Saved data entries:
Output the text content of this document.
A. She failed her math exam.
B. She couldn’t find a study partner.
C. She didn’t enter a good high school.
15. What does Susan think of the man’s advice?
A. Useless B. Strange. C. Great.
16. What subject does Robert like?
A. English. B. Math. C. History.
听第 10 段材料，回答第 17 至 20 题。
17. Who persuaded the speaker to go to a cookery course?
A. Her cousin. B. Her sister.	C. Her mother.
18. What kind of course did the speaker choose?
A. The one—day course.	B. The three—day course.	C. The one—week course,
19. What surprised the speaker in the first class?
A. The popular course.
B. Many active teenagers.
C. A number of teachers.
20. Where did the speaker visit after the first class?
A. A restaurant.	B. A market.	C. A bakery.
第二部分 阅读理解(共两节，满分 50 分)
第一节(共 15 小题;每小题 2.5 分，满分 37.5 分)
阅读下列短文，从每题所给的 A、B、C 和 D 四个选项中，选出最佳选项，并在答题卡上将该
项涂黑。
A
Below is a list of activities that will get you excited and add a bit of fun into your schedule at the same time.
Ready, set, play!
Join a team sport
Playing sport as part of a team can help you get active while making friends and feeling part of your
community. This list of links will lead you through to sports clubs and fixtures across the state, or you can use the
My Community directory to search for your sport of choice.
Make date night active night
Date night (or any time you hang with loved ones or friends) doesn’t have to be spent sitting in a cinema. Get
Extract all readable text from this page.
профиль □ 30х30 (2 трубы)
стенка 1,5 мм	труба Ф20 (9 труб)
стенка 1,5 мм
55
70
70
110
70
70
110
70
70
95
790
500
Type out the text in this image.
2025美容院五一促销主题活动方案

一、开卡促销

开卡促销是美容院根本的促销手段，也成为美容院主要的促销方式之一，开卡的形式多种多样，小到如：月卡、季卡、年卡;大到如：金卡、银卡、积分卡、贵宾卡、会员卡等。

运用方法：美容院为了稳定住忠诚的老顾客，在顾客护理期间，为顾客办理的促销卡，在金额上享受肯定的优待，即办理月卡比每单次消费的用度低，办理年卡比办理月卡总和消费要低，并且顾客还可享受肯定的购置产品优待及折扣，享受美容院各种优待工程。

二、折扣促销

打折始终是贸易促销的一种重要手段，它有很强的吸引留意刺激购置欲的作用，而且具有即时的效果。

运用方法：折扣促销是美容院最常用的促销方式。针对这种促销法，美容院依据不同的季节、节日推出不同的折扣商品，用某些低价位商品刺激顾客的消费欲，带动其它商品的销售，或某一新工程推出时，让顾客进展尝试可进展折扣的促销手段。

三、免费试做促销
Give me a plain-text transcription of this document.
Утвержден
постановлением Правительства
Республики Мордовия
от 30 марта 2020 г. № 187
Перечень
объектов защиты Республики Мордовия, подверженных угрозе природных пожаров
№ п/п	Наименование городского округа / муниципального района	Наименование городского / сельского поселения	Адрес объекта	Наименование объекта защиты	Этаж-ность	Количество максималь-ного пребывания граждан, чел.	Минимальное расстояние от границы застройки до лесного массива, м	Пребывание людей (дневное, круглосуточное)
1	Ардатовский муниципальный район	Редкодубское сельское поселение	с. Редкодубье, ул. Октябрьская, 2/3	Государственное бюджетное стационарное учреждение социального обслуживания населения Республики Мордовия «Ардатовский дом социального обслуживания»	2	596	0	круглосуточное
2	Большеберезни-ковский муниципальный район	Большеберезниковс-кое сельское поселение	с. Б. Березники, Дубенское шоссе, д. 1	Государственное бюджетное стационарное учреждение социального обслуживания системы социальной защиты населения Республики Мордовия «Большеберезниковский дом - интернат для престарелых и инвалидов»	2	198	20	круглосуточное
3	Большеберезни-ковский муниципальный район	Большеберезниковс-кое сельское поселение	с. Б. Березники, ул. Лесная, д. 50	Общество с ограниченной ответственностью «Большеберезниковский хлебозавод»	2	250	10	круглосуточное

EXERCISE
Can you restate every record above word for word?

SOLUTION
Output the text content of this document.
A. She failed her math exam.
B. She couldn’t find a study partner.
C. She didn’t enter a good high school.
15. What does Susan think of the man’s advice?
A. Useless B. Strange. C. Great.
16. What subject does Robert like?
A. English. B. Math. C. History.
听第 10 段材料，回答第 17 至 20 题。
17. Who persuaded the speaker to go to a cookery course?
A. Her cousin. B. Her sister.	C. Her mother.
18. What kind of course did the speaker choose?
A. The one—day course.	B. The three—day course.	C. The one—week course,
19. What surprised the speaker in the first class?
A. The popular course.
B. Many active teenagers.
C. A number of teachers.
20. Where did the speaker visit after the first class?
A. A restaurant.	B. A market.	C. A bakery.
第二部分 阅读理解(共两节，满分 50 分)
第一节(共 15 小题;每小题 2.5 分，满分 37.5 分)
阅读下列短文，从每题所给的 A、B、C 和 D 四个选项中，选出最佳选项，并在答题卡上将该
项涂黑。
A
Below is a list of activities that will get you excited and add a bit of fun into your schedule at the same time.
Ready, set, play!
Join a team sport
Playing sport as part of a team can help you get active while making friends and feeling part of your
community. This list of links will lead you through to sports clubs and fixtures across the state, or you can use the
My Community directory to search for your sport of choice.
Make date night active night
Date night (or any time you hang with loved ones or friends) doesn’t have to be spent sitting in a cinema. Get
Extract all readable text from this page.
профиль □ 30х30 (2 трубы)
стенка 1,5 мм	труба Ф20 (9 труб)
стенка 1,5 мм
55
70
70
110
70
70
110
70
70
95
790
500
Type out the text in this image.
2025美容院五一促销主题活动方案

一、开卡促销

开卡促销是美容院根本的促销手段，也成为美容院主要的促销方式之一，开卡的形式多种多样，小到如：月卡、季卡、年卡;大到如：金卡、银卡、积分卡、贵宾卡、会员卡等。

运用方法：美容院为了稳定住忠诚的老顾客，在顾客护理期间，为顾客办理的促销卡，在金额上享受肯定的优待，即办理月卡比每单次消费的用度低，办理年卡比办理月卡总和消费要低，并且顾客还可享受肯定的购置产品优待及折扣，享受美容院各种优待工程。

二、折扣促销

打折始终是贸易促销的一种重要手段，它有很强的吸引留意刺激购置欲的作用，而且具有即时的效果。

运用方法：折扣促销是美容院最常用的促销方式。针对这种促销法，美容院依据不同的季节、节日推出不同的折扣商品，用某些低价位商品刺激顾客的消费欲，带动其它商品的销售，或某一新工程推出时，让顾客进展尝试可进展折扣的促销手段。

三、免费试做促销
Give me a plain-text transcription of this document.
Утвержден
постановлением Правительства
Республики Мордовия
от 30 марта 2020 г. № 187
Перечень
объектов защиты Республики Мордовия, подверженных угрозе природных пожаров
№ п/п	Наименование городского округа / муниципального района	Наименование городского / сельского поселения	Адрес объекта	Наименование объекта защиты	Этаж-ность	Количество максималь-ного пребывания граждан, чел.	Минимальное расстояние от границы застройки до лесного массива, м	Пребывание людей (дневное, круглосуточное)
1	Ардатовский муниципальный район	Редкодубское сельское поселение	с. Редкодубье, ул. Октябрьская, 2/3	Государственное бюджетное стационарное учреждение социального обслуживания населения Республики Мордовия «Ардатовский дом социального обслуживания»	2	596	0	круглосуточное
2	Большеберезни-ковский муниципальный район	Большеберезниковс-кое сельское поселение	с. Б. Березники, Дубенское шоссе, д. 1	Государственное бюджетное стационарное учреждение социального обслуживания системы социальной защиты населения Республики Мордовия «Большеберезниковский дом - интернат для престарелых и инвалидов»	2	198	20	круглосуточное
3	Большеберезни-ковский муниципальный район	Большеберезниковс-кое сельское поселение	с. Б. Березники, ул. Лесная, д. 50	Общество с ограниченной ответственностью «Большеберезниковский хлебозавод»	2	250	10	круглосуточное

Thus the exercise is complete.